提示文 -

⟨

しかし、結晶の複屈折率を利用したプリズム型偏光子に比べると、分離性能が低い(十数dB)という欠点があった。また、屈折率の異方性を利用する位相シフタは、複屈折性を示す光学結晶材料を利用しており、通常、ルチルや方解石などの高価な異方性結晶をくさび形あるいはプリズム型に精密な研磨加工することで実現されている。このような素子は、極めて高価であり、また、小形化が困難であり、使用できる波長領域に制限があるなどの課題があった。
また、光学結晶材料膜を貼り合わせることにより膜厚、すなわち光路差を調整し、偏光状態を制御しているため、光学結晶材料に対する依存性が強く、偏光制御性の自由度が低いという問題があった。
尚、特許文献1〜9の説明における符号と、本願の発明の最良の実施の形態の説明における符号とは無関係である。

⟩

課題の要件 -
#1 提示文の「しかし、結晶の複屈折率を利用」から「おける符号とは無関係である。」までを、両端を含めてそのまま書き写してください。
#2 提示文について、次の問いに答えてください。
(a) プリズム型偏光子に比べて低いとされる分離性能は、どの程度と書かれていますか。
(b) 高価な異方性結晶の例として挙げられているものは何ですか。
(c) 光学結晶材料膜を貼り合わせることで調整しているものは何ですか。
提示文の内容だけを根拠にしてください。

収集したデータ
⟨

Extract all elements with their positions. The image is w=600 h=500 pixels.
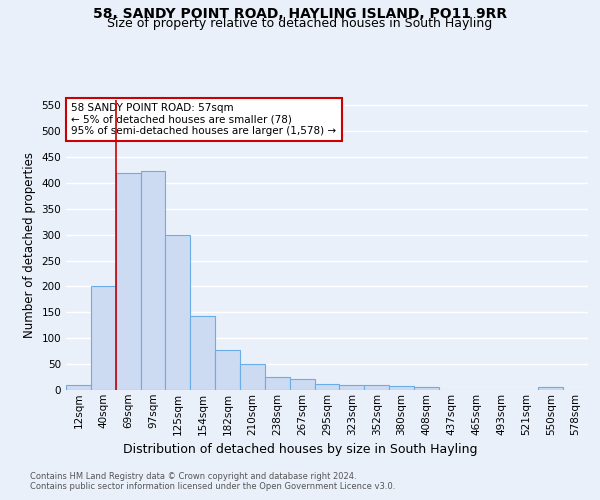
- Bar: [140, 172, 166, 390]
- Bar: [364, 385, 389, 390]
- Bar: [91, 286, 116, 390]
- Bar: [414, 388, 439, 390]
- Bar: [66, 385, 91, 390]
- Text: Contains public sector information licensed under the Open Government Licence v3: Contains public sector information licen…: [30, 482, 395, 491]
- Bar: [190, 316, 215, 390]
- Bar: [166, 234, 190, 390]
- Bar: [116, 172, 140, 390]
- Text: Size of property relative to detached houses in South Hayling: Size of property relative to detached ho…: [107, 18, 493, 30]
- Bar: [265, 377, 290, 390]
- Bar: [314, 384, 340, 390]
- Text: 58, SANDY POINT ROAD, HAYLING ISLAND, PO11 9RR: 58, SANDY POINT ROAD, HAYLING ISLAND, PO…: [93, 8, 507, 22]
- Bar: [215, 350, 240, 390]
- Bar: [290, 378, 314, 390]
- Bar: [240, 364, 265, 390]
- Bar: [340, 385, 364, 390]
- Y-axis label: Number of detached properties: Number of detached properties: [23, 152, 36, 338]
- Text: Contains HM Land Registry data © Crown copyright and database right 2024.: Contains HM Land Registry data © Crown c…: [30, 472, 356, 481]
- Bar: [538, 388, 563, 390]
- Text: Distribution of detached houses by size in South Hayling: Distribution of detached houses by size …: [123, 442, 477, 456]
- Text: 58 SANDY POINT ROAD: 57sqm
← 5% of detached houses are smaller (78)
95% of semi-: 58 SANDY POINT ROAD: 57sqm ← 5% of detac…: [71, 103, 337, 136]
- Bar: [389, 386, 414, 390]
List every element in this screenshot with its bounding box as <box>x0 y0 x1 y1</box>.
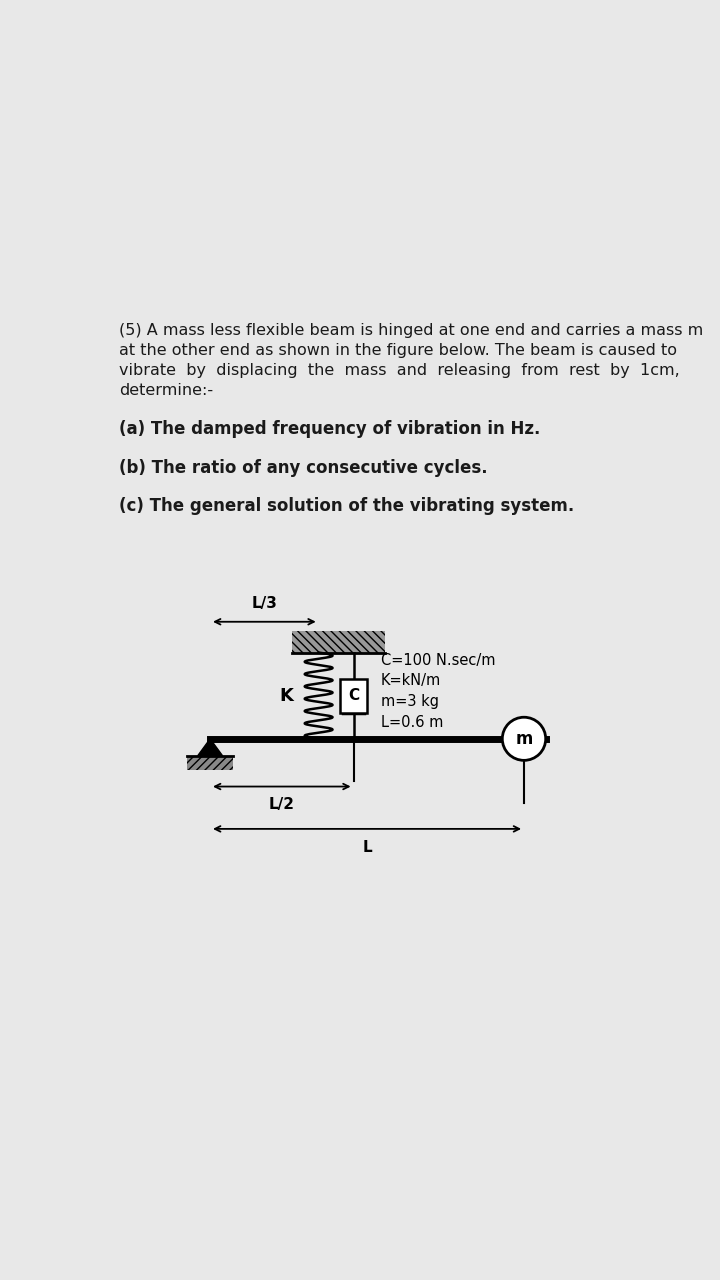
Text: C=100 N.sec/m: C=100 N.sec/m <box>381 653 495 668</box>
Circle shape <box>503 717 546 760</box>
Text: (c) The general solution of the vibrating system.: (c) The general solution of the vibratin… <box>120 497 575 515</box>
Text: (5) A mass less flexible beam is hinged at one end and carries a mass m: (5) A mass less flexible beam is hinged … <box>120 323 703 338</box>
Bar <box>187 755 233 769</box>
Text: m=3 kg: m=3 kg <box>381 694 438 709</box>
Text: L: L <box>362 840 372 855</box>
Polygon shape <box>198 739 222 755</box>
Text: vibrate  by  displacing  the  mass  and  releasing  from  rest  by  1cm,: vibrate by displacing the mass and relea… <box>120 364 680 378</box>
Text: C: C <box>348 689 359 703</box>
Text: L/3: L/3 <box>251 596 277 611</box>
Text: K=kN/m: K=kN/m <box>381 673 441 689</box>
Text: at the other end as shown in the figure below. The beam is caused to: at the other end as shown in the figure … <box>120 343 678 358</box>
Bar <box>292 631 384 653</box>
Text: L=0.6 m: L=0.6 m <box>381 716 443 730</box>
Text: (b) The ratio of any consecutive cycles.: (b) The ratio of any consecutive cycles. <box>120 458 488 476</box>
Text: L/2: L/2 <box>269 797 294 813</box>
Bar <box>340 678 367 713</box>
Text: K: K <box>279 686 293 705</box>
Text: (a) The damped frequency of vibration in Hz.: (a) The damped frequency of vibration in… <box>120 420 541 438</box>
Text: m: m <box>516 730 533 748</box>
Text: determine:-: determine:- <box>120 383 214 398</box>
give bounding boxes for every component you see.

⟩

課題の解答 -
#1
しかし、結晶の複屈折率を利用したプリズム型偏光子に比べると、分離性能が低い(十数dB)という欠点があった。また、屈折率の異方性を利用する位相シフタは、複屈折性を示す光学結晶材料を利用しており、通常、ルチルや方解石などの高価な異方性結晶をくさび形あるいはプリズム型に精密な研磨加工することで実現されている。このような素子は、極めて高価であり、また、小形化が困難であり、使用できる波長領域に制限があるなどの課題があった。
また、光学結晶材料膜を貼り合わせることにより膜厚、すなわち光路差を調整し、偏光状態を制御しているため、光学結晶材料に対する依存性が強く、偏光制御性の自由度が低いという問題があった。
尚、特許文献1〜9の説明における符号と、本願の発明の最良の実施の形態の説明における符号とは無関係である。

#2
(a) 十数dB
(b) ルチルや方解石
(c) 膜厚、すなわち光路差